For this exercise, repeat all of the material verbatim apart from its images.

--- BEGIN Stored data ---

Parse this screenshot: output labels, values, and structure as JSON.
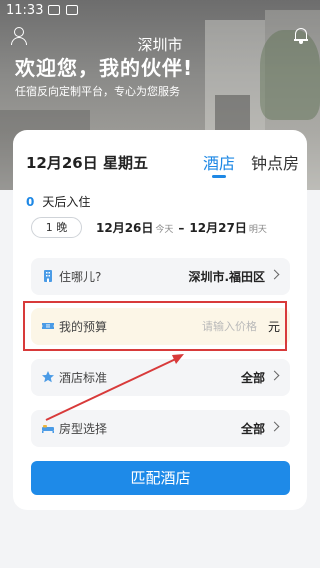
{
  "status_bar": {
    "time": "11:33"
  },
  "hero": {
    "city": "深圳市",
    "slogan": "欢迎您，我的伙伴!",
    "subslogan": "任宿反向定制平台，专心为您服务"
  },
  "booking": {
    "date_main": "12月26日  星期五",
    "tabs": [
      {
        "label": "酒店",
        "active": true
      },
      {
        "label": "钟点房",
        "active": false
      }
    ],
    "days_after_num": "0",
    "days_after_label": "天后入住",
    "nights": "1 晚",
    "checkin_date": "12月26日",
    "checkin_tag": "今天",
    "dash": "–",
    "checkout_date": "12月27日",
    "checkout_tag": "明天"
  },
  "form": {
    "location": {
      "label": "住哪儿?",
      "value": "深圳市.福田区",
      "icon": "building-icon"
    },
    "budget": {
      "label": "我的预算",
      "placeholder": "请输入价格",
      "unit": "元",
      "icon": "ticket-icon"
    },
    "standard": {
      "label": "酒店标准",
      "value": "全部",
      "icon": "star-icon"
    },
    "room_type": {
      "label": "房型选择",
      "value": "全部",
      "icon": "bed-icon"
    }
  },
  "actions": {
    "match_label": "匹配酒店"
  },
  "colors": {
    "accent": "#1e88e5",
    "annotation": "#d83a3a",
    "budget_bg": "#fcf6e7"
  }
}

--- END Stored data ---

**Response**.
Parse this screenshot: output labels, values, and structure as JSON.
{
  "status_bar": {
    "time": "11:33"
  },
  "hero": {
    "city": "深圳市",
    "slogan": "欢迎您，我的伙伴!",
    "subslogan": "任宿反向定制平台，专心为您服务"
  },
  "booking": {
    "date_main": "12月26日  星期五",
    "tabs": [
      {
        "label": "酒店",
        "active": true
      },
      {
        "label": "钟点房",
        "active": false
      }
    ],
    "days_after_num": "0",
    "days_after_label": "天后入住",
    "nights": "1 晚",
    "checkin_date": "12月26日",
    "checkin_tag": "今天",
    "dash": "–",
    "checkout_date": "12月27日",
    "checkout_tag": "明天"
  },
  "form": {
    "location": {
      "label": "住哪儿?",
      "value": "深圳市.福田区",
      "icon": "building-icon"
    },
    "budget": {
      "label": "我的预算",
      "placeholder": "请输入价格",
      "unit": "元",
      "icon": "ticket-icon"
    },
    "standard": {
      "label": "酒店标准",
      "value": "全部",
      "icon": "star-icon"
    },
    "room_type": {
      "label": "房型选择",
      "value": "全部",
      "icon": "bed-icon"
    }
  },
  "actions": {
    "match_label": "匹配酒店"
  },
  "colors": {
    "accent": "#1e88e5",
    "annotation": "#d83a3a",
    "budget_bg": "#fcf6e7"
  }
}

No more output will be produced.